Task to complete
Repeat the records starting with the line that contains "- status-bar: Carrier 11:02: [0, 0, 507, 28]" and going on through the line that contains "- profissional-value: Apple".

Dataset records
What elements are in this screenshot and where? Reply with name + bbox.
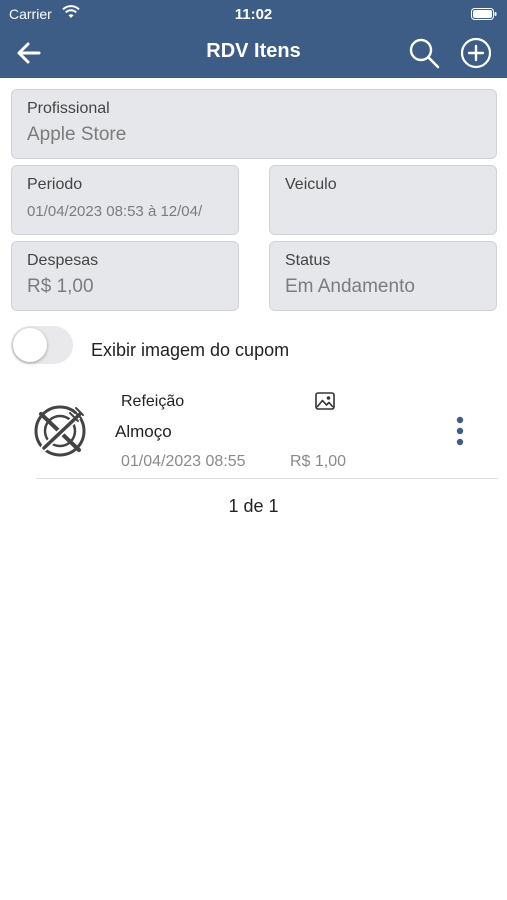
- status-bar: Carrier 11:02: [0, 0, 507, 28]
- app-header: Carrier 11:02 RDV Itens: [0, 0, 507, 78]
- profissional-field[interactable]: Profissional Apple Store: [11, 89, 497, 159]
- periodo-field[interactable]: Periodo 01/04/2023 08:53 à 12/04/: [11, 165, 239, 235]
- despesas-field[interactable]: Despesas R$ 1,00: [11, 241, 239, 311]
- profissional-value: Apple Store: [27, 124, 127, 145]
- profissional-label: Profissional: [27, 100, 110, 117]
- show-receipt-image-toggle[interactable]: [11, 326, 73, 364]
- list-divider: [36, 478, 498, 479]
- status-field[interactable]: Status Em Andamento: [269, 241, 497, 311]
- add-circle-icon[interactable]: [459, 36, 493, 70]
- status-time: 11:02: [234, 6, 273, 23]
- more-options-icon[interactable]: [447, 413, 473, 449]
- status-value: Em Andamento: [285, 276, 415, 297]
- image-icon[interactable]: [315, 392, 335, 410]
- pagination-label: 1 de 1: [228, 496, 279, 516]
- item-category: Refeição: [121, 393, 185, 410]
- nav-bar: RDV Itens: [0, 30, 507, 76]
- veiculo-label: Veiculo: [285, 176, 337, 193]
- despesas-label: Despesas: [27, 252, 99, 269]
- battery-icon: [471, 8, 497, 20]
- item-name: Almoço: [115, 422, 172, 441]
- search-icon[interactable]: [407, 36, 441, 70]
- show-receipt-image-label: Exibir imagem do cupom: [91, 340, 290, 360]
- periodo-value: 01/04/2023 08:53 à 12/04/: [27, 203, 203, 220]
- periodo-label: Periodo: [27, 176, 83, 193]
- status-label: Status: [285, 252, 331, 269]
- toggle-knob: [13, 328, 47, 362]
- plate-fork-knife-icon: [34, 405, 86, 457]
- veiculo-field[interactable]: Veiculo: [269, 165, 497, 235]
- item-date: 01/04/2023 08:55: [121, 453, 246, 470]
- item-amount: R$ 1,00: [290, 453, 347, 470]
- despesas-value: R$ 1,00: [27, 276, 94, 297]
...
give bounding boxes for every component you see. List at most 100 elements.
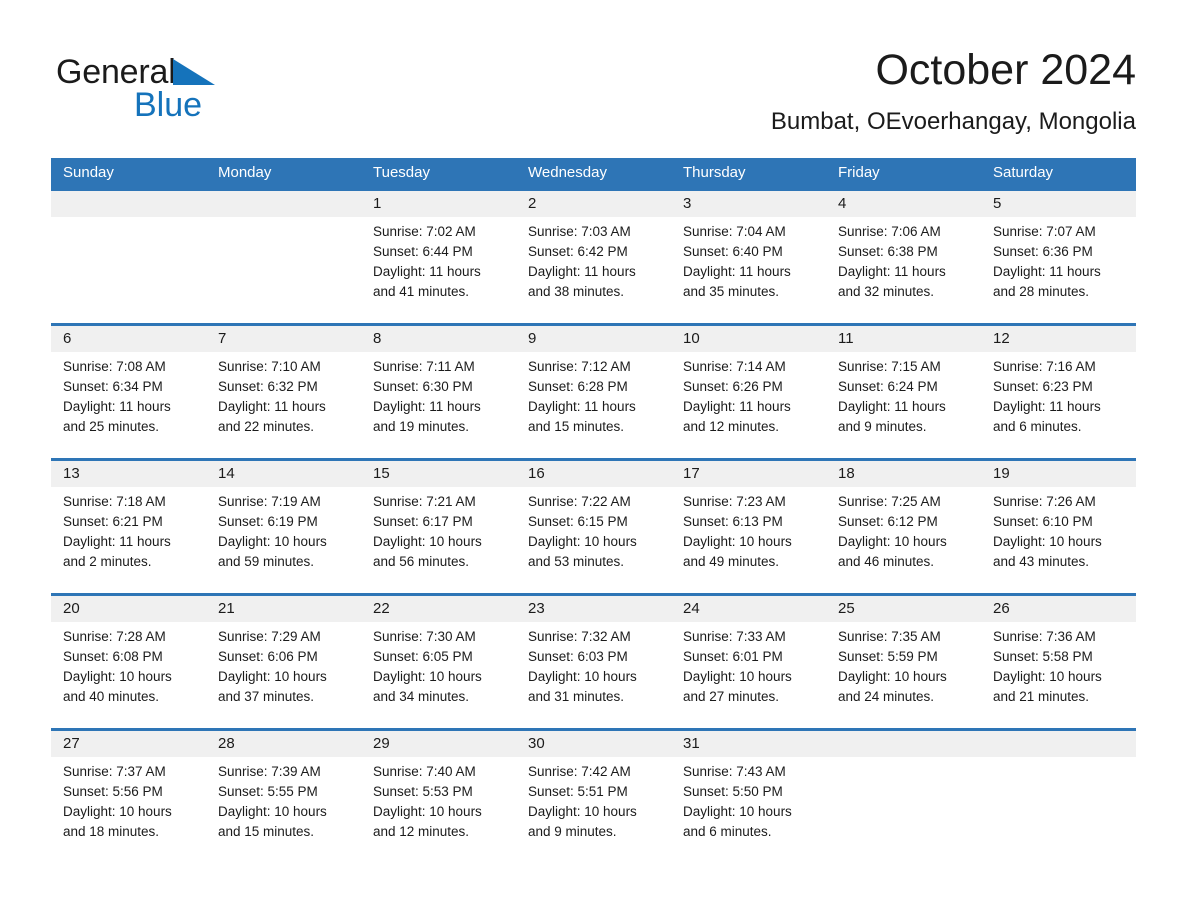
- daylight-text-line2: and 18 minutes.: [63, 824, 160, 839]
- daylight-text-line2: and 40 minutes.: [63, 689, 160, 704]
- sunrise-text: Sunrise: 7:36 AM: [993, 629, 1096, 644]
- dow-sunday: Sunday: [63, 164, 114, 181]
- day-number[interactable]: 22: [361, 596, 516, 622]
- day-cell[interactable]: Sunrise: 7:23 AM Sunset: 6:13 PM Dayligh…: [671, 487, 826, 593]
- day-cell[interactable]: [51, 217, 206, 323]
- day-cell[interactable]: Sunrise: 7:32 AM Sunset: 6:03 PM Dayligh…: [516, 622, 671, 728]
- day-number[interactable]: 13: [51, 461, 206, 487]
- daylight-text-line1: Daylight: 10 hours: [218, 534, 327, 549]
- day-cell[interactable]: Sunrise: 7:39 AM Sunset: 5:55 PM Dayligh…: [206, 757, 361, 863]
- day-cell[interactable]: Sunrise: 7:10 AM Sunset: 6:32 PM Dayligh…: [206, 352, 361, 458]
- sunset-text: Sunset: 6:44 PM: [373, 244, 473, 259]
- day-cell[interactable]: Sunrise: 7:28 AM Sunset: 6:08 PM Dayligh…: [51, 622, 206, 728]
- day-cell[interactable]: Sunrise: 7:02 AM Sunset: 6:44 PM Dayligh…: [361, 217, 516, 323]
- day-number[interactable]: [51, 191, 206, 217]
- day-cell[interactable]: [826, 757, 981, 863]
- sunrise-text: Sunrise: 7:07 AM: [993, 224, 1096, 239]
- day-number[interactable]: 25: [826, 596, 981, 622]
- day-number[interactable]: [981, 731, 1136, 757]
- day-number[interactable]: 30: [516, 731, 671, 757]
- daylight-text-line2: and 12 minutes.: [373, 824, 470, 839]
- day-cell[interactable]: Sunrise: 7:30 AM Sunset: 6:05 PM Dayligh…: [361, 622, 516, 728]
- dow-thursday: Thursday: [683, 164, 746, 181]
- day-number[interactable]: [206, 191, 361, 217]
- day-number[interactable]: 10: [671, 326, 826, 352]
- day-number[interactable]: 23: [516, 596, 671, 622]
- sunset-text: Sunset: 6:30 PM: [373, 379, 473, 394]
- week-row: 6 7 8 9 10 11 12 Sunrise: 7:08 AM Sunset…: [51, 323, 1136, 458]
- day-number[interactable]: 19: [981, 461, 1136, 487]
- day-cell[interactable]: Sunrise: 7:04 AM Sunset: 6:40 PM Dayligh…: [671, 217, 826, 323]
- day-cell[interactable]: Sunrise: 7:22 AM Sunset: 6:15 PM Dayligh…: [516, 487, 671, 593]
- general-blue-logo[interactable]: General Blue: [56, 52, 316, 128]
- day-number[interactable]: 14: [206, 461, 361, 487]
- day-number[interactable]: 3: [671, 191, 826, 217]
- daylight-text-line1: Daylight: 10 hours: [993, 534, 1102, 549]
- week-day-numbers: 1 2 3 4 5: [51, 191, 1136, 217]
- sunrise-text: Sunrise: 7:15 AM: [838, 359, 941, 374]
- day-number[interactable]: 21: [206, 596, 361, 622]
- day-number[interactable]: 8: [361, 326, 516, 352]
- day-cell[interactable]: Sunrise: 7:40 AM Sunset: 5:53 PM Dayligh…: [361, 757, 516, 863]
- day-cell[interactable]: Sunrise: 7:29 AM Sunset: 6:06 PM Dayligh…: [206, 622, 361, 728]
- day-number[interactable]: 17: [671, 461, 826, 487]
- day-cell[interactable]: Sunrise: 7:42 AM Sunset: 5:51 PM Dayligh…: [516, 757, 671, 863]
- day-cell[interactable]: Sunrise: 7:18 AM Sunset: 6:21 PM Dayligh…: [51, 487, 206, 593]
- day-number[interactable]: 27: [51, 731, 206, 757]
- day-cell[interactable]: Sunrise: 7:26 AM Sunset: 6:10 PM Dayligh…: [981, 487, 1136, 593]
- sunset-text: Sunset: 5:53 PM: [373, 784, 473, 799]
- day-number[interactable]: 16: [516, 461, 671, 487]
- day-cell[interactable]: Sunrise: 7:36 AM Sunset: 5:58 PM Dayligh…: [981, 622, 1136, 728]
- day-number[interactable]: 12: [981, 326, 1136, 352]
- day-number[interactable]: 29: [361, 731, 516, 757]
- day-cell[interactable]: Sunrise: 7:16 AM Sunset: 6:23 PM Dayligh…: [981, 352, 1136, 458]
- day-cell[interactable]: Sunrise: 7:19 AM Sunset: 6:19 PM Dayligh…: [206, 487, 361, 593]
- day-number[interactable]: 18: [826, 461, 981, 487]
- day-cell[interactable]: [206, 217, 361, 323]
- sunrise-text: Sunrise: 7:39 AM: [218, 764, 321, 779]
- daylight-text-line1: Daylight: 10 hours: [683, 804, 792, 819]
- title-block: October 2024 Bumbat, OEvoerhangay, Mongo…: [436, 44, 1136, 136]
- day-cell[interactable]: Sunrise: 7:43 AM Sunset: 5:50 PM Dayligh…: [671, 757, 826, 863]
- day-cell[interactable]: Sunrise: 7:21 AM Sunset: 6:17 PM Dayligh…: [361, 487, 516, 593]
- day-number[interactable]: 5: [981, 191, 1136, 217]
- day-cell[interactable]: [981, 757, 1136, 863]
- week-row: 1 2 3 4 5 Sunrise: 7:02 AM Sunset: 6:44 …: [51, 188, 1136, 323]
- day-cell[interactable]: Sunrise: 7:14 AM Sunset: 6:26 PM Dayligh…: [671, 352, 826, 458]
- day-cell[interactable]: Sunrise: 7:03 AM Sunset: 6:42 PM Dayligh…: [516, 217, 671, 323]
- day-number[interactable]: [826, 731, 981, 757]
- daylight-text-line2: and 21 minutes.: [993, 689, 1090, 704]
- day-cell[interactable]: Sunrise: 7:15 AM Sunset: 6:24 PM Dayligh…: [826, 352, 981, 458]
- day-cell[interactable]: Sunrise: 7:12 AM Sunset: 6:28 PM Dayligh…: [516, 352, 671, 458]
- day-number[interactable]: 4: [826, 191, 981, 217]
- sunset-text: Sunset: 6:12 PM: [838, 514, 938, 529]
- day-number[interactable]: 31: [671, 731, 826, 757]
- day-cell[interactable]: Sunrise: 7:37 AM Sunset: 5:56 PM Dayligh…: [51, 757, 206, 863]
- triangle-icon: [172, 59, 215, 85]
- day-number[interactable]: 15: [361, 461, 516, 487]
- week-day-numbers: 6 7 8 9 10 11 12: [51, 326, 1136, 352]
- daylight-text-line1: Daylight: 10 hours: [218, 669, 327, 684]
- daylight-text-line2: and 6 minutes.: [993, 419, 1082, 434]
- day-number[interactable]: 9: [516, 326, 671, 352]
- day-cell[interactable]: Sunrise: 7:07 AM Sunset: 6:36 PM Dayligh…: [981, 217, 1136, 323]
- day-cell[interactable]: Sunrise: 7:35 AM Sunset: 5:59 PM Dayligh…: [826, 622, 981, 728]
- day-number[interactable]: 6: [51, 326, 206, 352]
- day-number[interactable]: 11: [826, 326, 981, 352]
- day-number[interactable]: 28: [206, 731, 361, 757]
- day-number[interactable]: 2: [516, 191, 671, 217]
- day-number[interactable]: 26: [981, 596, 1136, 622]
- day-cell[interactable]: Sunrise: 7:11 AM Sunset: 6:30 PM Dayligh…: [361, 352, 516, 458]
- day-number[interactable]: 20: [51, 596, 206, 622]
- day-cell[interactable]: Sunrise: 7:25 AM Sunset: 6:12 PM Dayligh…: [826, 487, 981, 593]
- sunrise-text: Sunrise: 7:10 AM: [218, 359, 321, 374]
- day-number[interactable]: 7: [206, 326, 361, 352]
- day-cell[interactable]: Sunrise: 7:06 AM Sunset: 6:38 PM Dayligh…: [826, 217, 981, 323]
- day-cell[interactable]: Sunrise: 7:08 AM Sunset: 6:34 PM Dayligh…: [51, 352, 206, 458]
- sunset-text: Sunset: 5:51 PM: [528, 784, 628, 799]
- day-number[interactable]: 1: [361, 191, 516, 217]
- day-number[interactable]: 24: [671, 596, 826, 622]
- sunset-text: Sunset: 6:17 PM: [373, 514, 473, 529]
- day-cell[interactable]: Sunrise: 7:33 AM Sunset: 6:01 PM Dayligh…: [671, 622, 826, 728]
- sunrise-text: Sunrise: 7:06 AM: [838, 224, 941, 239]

Complete response
- status-bar: Carrier 11:02: [0, 0, 507, 28]
- app-header: Carrier 11:02 RDV Itens: [0, 0, 507, 78]
- profissional-field[interactable]: Profissional Apple Store: [11, 89, 497, 159]
- periodo-field[interactable]: Periodo 01/04/2023 08:53 à 12/04/: [11, 165, 239, 235]
- despesas-field[interactable]: Despesas R$ 1,00: [11, 241, 239, 311]
- profissional-value: Apple Store: [27, 124, 127, 145]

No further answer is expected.